TEXT PROVIDED:
◇ ◇ ◇

For many years, my journey in the “care of souls” has led me to walk alongside those who are grieving. This path has taken me from a ministry setting to managing a mental health department in a maximum security prison, which included Death Row, and eventually to a 23-year career as a licensed professional counselor in private practice. For five decades, I’ve been there for those grappling with deep and profound losses.
I’ve learned that grief takes many forms. It can be for a spouse, a child or a grandchild. I’ve also worked with people whose grief was for a beloved pet, and I never minimized their loss. After COVID-19 shut everything down, some people were isolated with only their pet for companionship and love. When there was no one else, their pet was there for them.
I’ve also worked with countless veterans, each a profile in courage to me. In some ways, I see my dad, who served as a Marine in the South Pacific, in them. I found his Purple Hearts, but he was strangely quiet about his service, not out of shame but because of how horrific it was for a young man from the country.
With each veteran, I saw and heard their struggles, their wounds, their pains and the terrible choices thrust upon them. I remember emailing a client who had served with distinction in Afghanistan when the U.S. pulled out to see if he was all right.
I’ve also grieved deeply in my own life: For my father, who died at 57 when I was 32 and my sons were too young to remember him; for my mother, who died in 2020 at the age of 95; and for my younger brother, who passed away in 2024.
Grieving America
These days, I grieve for America. I grieve for the leaders we have chosen and allowed to hold offices and positions for which they are not worthy or capable.

◇ ◇ ◇

Data pulled from a collection
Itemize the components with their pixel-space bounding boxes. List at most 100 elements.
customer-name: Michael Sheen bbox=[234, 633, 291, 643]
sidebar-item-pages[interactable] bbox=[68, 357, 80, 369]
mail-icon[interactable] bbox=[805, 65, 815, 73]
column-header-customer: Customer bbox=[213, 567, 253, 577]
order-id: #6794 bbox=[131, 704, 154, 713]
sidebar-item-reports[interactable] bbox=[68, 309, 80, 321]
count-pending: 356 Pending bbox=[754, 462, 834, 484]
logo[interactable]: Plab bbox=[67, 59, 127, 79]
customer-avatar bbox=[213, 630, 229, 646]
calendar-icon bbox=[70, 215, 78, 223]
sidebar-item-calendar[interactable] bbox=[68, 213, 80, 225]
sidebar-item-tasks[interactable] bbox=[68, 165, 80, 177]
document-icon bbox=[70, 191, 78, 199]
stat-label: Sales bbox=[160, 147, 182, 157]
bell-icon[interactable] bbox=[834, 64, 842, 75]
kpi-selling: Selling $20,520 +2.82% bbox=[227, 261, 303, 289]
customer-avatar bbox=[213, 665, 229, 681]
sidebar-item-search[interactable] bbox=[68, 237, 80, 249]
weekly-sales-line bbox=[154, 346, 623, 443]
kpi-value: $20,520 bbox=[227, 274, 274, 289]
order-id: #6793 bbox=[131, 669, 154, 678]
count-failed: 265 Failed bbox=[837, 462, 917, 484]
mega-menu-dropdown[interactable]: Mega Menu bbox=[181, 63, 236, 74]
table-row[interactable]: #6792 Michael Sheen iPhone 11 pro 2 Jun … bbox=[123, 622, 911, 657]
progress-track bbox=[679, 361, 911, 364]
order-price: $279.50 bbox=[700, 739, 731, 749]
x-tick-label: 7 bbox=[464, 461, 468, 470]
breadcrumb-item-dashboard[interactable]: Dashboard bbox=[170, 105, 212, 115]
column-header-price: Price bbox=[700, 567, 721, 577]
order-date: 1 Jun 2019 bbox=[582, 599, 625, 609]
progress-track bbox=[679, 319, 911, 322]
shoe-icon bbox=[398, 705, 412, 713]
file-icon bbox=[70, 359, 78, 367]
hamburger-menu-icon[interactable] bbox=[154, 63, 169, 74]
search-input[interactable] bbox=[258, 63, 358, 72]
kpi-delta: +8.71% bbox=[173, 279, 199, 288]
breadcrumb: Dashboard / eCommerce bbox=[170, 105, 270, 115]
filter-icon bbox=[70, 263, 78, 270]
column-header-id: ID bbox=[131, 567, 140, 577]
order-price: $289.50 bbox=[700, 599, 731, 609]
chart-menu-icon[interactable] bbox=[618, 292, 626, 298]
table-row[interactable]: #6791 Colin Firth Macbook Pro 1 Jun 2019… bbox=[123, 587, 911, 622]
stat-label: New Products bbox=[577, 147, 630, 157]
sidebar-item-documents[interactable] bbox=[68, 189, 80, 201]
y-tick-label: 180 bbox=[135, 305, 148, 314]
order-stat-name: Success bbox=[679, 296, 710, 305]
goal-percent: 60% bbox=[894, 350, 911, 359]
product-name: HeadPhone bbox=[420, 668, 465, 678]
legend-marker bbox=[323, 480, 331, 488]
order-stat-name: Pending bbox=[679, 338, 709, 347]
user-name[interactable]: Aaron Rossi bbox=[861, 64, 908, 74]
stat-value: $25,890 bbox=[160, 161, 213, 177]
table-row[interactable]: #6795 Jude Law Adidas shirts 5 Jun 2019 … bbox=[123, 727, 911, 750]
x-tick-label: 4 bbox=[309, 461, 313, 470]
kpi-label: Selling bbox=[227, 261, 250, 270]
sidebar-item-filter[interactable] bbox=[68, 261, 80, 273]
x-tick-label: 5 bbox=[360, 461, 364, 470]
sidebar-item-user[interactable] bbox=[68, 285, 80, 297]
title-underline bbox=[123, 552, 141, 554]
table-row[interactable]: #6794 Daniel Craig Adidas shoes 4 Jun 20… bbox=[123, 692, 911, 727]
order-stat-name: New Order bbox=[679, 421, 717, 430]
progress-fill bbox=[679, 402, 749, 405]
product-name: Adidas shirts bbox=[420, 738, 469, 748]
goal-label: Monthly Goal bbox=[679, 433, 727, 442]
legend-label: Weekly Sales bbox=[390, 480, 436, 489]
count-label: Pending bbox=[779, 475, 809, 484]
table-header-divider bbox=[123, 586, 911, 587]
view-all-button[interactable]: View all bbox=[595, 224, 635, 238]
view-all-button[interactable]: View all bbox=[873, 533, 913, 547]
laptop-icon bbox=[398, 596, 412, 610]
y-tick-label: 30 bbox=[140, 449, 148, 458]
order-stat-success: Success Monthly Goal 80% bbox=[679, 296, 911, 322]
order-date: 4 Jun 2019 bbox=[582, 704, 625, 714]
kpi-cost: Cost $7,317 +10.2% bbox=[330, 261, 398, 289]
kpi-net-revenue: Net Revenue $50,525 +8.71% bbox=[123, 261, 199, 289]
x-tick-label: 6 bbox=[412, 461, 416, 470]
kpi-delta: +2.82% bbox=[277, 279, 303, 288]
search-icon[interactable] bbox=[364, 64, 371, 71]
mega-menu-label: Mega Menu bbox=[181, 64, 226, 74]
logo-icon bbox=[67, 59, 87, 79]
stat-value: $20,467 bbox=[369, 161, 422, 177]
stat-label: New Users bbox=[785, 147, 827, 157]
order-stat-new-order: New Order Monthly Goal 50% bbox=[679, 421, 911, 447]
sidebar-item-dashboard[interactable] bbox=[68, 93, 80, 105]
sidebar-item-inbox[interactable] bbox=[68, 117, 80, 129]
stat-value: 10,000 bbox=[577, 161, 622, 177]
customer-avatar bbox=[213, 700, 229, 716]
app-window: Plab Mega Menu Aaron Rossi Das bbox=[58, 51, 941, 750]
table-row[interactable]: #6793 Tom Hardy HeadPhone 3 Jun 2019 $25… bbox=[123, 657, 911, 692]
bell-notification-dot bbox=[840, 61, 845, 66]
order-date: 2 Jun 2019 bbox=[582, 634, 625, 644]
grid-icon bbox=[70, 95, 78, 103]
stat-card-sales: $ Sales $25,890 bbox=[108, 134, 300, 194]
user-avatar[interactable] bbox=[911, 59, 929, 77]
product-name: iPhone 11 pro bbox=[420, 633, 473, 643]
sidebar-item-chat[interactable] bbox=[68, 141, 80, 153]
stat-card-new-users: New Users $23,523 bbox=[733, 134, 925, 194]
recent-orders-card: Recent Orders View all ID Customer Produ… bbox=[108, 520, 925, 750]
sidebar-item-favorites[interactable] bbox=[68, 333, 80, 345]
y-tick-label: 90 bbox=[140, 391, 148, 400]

◇ ◇ ◇

YOUR INSTRUCTIONS: Sum up the essay on grief in two sentences. The listing is separate material, apart from the essay on grief.

WRITTEN ANSWER: For five decades the writer has walked alongside grieving people, moving from ministry to running a prison mental health department that included Death Row and then to 23 years as a licensed professional counselor, and has learned that grief takes many forms, including grief for a pet and the struggles of veterans. The writer has also grieved a father, a mother and a younger brother, and now grieves for America and for leaders who are not worthy of or capable in their offices.